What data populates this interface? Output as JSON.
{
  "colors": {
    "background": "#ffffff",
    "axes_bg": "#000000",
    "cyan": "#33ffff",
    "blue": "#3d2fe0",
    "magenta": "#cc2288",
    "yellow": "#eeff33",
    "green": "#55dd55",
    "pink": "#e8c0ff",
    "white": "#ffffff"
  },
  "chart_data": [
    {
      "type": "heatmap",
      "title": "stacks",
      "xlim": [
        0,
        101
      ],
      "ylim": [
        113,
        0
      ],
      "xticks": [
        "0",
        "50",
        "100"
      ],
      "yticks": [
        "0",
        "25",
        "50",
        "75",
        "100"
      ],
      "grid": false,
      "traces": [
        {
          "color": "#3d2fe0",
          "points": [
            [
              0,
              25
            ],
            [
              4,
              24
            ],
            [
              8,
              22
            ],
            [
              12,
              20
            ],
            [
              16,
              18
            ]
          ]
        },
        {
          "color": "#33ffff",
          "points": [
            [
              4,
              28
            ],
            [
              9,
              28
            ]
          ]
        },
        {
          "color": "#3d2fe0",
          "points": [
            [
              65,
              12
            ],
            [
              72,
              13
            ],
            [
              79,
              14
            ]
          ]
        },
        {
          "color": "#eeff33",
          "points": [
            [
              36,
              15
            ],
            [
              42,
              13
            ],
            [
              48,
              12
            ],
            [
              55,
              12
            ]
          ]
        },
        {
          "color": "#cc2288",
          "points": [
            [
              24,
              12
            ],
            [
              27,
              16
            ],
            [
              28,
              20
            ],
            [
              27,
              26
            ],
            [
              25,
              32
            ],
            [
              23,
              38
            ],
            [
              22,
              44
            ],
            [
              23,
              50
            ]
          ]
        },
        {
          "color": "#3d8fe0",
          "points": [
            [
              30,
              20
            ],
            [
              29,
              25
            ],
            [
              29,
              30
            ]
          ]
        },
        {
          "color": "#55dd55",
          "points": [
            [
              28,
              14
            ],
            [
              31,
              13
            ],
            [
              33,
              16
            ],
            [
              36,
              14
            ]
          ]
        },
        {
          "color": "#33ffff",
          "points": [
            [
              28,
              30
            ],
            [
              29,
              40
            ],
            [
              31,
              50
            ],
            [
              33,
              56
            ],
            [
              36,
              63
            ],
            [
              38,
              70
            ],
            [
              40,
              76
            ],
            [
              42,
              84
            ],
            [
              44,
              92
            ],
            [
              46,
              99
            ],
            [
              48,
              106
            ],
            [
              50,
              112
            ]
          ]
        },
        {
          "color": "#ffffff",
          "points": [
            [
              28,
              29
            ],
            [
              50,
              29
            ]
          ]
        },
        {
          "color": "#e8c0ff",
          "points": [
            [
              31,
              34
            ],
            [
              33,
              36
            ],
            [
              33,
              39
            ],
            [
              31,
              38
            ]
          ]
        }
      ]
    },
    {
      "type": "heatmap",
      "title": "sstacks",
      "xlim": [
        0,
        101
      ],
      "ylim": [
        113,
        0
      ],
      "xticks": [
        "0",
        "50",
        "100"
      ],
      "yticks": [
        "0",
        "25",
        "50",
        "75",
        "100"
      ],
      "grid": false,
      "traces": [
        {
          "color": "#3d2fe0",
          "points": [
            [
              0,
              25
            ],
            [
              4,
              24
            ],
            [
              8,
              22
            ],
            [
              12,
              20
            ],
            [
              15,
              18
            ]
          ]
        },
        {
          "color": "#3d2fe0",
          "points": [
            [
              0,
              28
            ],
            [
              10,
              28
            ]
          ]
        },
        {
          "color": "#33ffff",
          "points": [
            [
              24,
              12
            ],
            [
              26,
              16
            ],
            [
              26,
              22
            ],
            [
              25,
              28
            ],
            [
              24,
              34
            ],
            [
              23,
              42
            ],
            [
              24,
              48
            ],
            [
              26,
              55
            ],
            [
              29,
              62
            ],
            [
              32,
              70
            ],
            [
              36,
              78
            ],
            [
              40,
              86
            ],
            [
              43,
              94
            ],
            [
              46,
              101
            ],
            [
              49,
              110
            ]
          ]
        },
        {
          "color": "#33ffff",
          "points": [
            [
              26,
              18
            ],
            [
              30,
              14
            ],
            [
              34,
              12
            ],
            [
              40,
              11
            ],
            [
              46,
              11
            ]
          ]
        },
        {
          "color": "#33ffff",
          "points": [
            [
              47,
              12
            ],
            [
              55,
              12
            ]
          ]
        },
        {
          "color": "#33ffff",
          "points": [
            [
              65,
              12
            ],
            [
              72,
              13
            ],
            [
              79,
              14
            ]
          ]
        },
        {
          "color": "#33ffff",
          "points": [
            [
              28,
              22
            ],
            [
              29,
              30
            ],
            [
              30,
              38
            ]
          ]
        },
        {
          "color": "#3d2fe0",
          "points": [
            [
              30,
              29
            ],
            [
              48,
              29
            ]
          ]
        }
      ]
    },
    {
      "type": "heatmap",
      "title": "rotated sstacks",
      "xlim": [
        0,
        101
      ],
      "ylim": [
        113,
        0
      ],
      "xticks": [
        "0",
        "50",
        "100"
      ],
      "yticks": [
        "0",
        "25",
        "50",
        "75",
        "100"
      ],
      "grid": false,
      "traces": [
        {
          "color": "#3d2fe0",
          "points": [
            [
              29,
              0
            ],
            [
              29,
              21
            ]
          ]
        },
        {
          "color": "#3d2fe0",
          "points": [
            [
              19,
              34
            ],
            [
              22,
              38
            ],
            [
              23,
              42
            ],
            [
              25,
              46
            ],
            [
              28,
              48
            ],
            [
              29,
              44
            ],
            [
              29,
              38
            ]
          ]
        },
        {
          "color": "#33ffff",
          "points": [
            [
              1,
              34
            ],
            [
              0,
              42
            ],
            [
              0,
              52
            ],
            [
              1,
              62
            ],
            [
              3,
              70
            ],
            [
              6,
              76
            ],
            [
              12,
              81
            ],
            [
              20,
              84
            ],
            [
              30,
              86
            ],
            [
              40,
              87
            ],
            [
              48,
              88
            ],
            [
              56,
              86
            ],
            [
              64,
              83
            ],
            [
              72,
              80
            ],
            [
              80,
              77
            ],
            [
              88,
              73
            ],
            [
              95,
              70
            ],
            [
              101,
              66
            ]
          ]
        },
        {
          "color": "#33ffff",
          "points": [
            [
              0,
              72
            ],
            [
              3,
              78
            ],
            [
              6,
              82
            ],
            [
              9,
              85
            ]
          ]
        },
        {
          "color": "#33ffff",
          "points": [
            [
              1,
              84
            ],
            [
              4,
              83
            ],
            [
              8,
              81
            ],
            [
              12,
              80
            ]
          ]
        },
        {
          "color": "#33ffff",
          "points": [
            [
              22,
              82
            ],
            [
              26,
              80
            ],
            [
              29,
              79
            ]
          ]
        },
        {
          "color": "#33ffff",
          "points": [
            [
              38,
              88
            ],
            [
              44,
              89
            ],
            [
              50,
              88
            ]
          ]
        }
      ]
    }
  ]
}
· · ·
▶ _TASK GOAL_
Copy every line of the listing containing the string "ffffff".

▶ _RESULT FOR THIS EXERCISE_
    "background": "#ffffff",
    "white": "#ffffff"
          "color": "#ffffff",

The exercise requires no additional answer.